#### WORK TO DO:
Find every line in the records below that holds the word "Vacuum" and copy it.

[start MATERIAL TO PROCESS]

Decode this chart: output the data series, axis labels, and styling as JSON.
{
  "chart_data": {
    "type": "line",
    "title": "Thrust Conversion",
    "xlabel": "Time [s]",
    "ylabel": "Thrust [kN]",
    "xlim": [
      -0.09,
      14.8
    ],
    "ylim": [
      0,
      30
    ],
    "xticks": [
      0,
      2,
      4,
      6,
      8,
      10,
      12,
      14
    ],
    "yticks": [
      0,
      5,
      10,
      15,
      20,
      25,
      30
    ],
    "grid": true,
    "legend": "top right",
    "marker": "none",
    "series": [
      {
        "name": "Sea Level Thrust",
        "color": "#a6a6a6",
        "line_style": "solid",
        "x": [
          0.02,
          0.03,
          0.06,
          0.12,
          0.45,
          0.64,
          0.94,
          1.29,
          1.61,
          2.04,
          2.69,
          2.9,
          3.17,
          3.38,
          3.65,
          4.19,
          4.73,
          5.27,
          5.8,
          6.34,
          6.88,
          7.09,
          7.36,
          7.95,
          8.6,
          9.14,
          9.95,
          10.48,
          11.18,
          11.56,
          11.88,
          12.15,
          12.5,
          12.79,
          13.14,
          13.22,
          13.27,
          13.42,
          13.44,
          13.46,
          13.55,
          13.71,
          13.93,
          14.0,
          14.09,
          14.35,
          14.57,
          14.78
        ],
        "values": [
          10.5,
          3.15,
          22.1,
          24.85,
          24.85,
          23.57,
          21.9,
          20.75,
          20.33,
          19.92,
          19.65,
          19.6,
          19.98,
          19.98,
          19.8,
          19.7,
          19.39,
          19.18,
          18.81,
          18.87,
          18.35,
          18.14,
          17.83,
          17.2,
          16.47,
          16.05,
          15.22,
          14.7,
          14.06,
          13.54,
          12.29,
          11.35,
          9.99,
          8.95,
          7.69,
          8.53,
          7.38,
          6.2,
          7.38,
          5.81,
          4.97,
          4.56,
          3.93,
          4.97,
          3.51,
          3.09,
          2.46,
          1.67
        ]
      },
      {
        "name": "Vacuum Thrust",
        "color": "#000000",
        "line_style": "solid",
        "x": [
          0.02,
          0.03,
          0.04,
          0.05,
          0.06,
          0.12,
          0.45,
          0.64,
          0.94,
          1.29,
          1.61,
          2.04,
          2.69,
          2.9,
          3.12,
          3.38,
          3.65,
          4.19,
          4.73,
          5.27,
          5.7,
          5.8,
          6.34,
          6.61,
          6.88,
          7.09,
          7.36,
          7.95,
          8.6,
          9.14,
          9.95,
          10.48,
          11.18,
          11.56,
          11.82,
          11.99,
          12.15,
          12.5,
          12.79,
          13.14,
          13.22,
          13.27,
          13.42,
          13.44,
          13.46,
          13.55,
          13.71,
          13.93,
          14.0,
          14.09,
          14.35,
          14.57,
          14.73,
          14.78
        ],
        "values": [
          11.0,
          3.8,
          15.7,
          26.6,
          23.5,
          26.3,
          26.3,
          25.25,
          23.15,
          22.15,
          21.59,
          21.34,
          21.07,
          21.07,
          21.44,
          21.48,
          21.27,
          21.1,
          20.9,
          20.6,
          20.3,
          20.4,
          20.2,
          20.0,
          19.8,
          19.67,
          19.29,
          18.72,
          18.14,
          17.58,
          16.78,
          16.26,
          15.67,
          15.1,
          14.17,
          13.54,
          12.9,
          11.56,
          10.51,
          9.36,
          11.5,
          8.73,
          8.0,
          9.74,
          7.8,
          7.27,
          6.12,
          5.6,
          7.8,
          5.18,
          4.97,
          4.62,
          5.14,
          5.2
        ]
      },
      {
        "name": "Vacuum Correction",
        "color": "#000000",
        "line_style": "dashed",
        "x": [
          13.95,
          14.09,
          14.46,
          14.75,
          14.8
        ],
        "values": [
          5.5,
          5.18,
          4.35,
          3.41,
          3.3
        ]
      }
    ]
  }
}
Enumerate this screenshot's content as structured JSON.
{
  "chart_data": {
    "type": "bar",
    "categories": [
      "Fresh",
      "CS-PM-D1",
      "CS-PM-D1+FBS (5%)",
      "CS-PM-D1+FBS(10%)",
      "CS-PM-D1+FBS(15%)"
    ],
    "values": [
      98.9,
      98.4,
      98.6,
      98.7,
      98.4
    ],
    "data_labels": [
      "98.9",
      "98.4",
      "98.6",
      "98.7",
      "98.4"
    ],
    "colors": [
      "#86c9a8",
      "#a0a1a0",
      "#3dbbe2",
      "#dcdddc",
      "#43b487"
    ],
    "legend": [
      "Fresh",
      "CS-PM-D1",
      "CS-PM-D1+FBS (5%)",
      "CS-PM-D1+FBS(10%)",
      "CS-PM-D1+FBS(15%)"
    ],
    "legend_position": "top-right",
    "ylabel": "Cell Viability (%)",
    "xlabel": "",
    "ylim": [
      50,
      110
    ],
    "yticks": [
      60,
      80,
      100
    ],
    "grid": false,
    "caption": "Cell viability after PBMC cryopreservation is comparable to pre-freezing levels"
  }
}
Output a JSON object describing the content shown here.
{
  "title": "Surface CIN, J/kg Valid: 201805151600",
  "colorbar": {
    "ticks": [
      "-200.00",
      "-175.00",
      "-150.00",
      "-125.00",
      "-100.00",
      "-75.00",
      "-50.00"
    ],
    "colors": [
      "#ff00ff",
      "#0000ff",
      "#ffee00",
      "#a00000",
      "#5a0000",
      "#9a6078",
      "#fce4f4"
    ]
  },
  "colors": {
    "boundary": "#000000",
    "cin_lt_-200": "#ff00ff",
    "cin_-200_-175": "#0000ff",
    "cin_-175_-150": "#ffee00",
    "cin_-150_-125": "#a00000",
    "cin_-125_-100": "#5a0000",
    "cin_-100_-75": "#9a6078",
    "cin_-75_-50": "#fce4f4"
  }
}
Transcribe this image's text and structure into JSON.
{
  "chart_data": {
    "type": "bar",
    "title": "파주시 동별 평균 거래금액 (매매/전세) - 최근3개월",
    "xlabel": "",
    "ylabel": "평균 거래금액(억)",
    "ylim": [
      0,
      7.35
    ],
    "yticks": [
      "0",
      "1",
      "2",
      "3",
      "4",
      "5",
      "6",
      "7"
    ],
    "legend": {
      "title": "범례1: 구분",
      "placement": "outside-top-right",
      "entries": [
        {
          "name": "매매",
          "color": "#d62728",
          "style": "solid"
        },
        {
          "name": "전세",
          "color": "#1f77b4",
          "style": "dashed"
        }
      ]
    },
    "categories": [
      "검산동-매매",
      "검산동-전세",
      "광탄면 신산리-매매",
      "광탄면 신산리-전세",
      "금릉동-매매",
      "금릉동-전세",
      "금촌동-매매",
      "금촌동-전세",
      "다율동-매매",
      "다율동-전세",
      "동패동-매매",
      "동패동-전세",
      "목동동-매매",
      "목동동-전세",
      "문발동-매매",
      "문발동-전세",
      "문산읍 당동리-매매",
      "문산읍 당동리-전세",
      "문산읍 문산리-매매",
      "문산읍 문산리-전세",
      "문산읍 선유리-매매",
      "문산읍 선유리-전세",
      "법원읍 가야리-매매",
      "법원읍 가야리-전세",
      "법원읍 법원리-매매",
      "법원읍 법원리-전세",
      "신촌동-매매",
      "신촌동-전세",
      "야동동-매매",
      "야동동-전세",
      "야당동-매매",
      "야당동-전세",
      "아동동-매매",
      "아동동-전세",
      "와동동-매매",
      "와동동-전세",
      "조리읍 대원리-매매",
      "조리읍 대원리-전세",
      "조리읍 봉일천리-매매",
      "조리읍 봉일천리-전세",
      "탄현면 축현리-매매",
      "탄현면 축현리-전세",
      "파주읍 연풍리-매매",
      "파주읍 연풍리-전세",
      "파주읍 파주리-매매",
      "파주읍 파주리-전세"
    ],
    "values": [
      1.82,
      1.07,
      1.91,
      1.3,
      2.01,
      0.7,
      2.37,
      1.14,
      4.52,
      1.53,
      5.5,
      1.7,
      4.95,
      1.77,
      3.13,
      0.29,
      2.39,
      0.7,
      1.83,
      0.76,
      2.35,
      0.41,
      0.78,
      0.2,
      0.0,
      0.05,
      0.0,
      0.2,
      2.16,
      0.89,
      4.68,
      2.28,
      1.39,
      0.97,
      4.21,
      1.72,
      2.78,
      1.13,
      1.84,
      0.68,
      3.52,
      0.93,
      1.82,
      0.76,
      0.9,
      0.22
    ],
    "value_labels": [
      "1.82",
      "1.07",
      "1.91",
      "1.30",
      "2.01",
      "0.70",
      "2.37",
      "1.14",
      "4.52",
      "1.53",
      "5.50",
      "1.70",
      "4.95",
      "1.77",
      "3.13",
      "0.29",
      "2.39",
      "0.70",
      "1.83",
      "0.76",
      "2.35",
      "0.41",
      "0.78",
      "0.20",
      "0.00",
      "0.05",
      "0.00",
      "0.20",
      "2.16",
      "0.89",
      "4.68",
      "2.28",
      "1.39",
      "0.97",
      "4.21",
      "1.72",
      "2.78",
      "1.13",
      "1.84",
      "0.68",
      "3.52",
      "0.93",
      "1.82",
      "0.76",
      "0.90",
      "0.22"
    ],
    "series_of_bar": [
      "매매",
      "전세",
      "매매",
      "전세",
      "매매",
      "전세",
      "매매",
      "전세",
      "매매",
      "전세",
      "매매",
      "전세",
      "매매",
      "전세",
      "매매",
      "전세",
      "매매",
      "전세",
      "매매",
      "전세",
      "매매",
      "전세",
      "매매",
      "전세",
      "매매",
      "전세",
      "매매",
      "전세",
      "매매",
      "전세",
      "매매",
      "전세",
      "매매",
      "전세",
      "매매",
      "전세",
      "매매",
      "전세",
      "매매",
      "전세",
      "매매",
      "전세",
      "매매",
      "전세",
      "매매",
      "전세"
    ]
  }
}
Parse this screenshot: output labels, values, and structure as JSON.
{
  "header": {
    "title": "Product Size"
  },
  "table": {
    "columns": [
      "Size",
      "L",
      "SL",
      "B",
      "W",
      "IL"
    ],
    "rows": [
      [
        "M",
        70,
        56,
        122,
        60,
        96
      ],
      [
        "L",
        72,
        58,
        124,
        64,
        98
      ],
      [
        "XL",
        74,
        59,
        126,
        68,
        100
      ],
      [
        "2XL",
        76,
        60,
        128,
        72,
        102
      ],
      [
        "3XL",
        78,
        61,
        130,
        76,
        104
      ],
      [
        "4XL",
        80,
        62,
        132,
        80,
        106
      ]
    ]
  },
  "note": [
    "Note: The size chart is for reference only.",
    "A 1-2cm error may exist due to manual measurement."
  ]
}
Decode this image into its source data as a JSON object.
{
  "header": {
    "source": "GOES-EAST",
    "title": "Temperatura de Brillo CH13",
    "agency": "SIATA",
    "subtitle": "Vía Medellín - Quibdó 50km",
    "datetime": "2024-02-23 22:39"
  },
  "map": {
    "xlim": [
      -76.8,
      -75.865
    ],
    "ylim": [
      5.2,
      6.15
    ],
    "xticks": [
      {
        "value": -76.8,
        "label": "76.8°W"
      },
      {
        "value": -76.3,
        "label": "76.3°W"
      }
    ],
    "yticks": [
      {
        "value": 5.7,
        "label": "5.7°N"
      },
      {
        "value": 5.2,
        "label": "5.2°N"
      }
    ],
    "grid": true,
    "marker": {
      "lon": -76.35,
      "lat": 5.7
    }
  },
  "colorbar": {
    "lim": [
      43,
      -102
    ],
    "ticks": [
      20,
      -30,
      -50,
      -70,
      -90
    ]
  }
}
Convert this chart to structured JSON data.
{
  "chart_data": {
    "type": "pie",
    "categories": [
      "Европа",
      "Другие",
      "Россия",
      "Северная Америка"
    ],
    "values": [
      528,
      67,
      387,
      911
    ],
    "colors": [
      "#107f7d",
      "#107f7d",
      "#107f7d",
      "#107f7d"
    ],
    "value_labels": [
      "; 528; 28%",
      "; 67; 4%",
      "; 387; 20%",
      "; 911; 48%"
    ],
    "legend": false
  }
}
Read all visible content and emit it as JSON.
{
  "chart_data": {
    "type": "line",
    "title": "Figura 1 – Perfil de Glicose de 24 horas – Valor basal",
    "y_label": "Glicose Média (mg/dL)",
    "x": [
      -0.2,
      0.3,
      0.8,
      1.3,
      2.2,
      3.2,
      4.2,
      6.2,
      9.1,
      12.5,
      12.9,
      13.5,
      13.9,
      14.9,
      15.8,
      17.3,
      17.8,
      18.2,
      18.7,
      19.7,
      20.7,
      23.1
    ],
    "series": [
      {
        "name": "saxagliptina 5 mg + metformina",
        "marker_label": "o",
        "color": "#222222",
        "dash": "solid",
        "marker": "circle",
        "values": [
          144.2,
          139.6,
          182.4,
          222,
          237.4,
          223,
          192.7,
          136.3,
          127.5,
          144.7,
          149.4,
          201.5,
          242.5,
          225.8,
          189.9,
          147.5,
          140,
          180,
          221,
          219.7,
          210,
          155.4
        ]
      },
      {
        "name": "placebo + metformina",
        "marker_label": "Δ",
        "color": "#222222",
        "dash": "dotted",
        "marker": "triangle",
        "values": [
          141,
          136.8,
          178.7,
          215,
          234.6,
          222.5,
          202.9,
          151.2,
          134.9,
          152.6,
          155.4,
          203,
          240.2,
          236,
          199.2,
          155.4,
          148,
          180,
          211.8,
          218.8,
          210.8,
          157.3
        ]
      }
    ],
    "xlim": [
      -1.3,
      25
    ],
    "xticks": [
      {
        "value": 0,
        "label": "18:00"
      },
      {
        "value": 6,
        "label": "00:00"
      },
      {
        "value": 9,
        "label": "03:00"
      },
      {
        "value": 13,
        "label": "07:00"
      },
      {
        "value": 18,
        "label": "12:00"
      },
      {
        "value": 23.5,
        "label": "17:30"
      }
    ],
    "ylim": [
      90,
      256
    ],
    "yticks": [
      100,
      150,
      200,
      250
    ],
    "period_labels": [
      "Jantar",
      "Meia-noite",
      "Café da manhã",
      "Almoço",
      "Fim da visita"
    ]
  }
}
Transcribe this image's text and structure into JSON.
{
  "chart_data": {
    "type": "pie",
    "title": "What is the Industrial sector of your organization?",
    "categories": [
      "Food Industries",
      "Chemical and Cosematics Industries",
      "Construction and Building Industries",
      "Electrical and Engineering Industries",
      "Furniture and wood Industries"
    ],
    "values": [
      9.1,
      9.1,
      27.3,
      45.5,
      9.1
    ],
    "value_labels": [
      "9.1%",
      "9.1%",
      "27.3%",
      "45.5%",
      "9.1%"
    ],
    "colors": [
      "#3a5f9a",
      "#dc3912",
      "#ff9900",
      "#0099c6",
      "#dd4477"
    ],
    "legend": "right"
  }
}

[end MATERIAL TO PROCESS]

#### EXERCISE SOLUTION:
        "name": "Vacuum Thrust",
        "name": "Vacuum Correction",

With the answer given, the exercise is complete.